# Start of Data extract
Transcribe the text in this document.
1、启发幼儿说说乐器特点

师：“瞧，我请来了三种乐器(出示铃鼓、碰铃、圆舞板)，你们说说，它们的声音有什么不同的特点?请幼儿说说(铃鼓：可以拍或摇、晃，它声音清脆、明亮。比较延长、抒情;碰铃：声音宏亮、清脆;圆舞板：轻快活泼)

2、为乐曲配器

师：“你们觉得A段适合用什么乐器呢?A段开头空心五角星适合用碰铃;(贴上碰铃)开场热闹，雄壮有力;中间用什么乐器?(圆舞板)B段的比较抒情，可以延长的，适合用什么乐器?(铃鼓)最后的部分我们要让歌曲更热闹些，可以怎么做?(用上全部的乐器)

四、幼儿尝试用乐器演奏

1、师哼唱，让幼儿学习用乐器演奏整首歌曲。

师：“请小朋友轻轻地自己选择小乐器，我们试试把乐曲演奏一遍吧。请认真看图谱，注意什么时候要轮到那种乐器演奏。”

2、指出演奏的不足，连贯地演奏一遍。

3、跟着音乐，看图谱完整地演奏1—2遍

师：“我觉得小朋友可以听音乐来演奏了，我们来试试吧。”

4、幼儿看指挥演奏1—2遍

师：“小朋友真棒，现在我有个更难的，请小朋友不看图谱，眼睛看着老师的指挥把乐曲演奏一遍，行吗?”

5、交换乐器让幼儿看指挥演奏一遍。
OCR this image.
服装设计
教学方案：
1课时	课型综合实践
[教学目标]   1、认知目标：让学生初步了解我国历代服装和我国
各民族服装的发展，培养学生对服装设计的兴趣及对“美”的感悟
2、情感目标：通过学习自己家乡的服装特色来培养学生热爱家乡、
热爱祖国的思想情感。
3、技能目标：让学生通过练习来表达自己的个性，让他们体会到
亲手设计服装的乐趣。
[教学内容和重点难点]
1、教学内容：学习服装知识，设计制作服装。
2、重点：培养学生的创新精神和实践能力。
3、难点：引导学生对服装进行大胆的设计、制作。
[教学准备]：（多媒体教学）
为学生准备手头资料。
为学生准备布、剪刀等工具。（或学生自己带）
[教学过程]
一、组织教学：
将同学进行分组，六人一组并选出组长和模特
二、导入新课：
# End of Data extract
▶ **Aim**
The lines above should be duplicated exactly.

▶ **Exercise solution**
Transcribe the text in this document.
1、启发幼儿说说乐器特点

师：“瞧，我请来了三种乐器(出示铃鼓、碰铃、圆舞板)，你们说说，它们的声音有什么不同的特点?请幼儿说说(铃鼓：可以拍或摇、晃，它声音清脆、明亮。比较延长、抒情;碰铃：声音宏亮、清脆;圆舞板：轻快活泼)

2、为乐曲配器

师：“你们觉得A段适合用什么乐器呢?A段开头空心五角星适合用碰铃;(贴上碰铃)开场热闹，雄壮有力;中间用什么乐器?(圆舞板)B段的比较抒情，可以延长的，适合用什么乐器?(铃鼓)最后的部分我们要让歌曲更热闹些，可以怎么做?(用上全部的乐器)

四、幼儿尝试用乐器演奏

1、师哼唱，让幼儿学习用乐器演奏整首歌曲。

师：“请小朋友轻轻地自己选择小乐器，我们试试把乐曲演奏一遍吧。请认真看图谱，注意什么时候要轮到那种乐器演奏。”

2、指出演奏的不足，连贯地演奏一遍。

3、跟着音乐，看图谱完整地演奏1—2遍

师：“我觉得小朋友可以听音乐来演奏了，我们来试试吧。”

4、幼儿看指挥演奏1—2遍

师：“小朋友真棒，现在我有个更难的，请小朋友不看图谱，眼睛看着老师的指挥把乐曲演奏一遍，行吗?”

5、交换乐器让幼儿看指挥演奏一遍。
OCR this image.
服装设计
教学方案：
1课时	课型综合实践
[教学目标]   1、认知目标：让学生初步了解我国历代服装和我国
各民族服装的发展，培养学生对服装设计的兴趣及对“美”的感悟
2、情感目标：通过学习自己家乡的服装特色来培养学生热爱家乡、
热爱祖国的思想情感。
3、技能目标：让学生通过练习来表达自己的个性，让他们体会到
亲手设计服装的乐趣。
[教学内容和重点难点]
1、教学内容：学习服装知识，设计制作服装。
2、重点：培养学生的创新精神和实践能力。
3、难点：引导学生对服装进行大胆的设计、制作。
[教学准备]：（多媒体教学）
为学生准备手头资料。
为学生准备布、剪刀等工具。（或学生自己带）
[教学过程]
一、组织教学：
将同学进行分组，六人一组并选出组长和模特
二、导入新课：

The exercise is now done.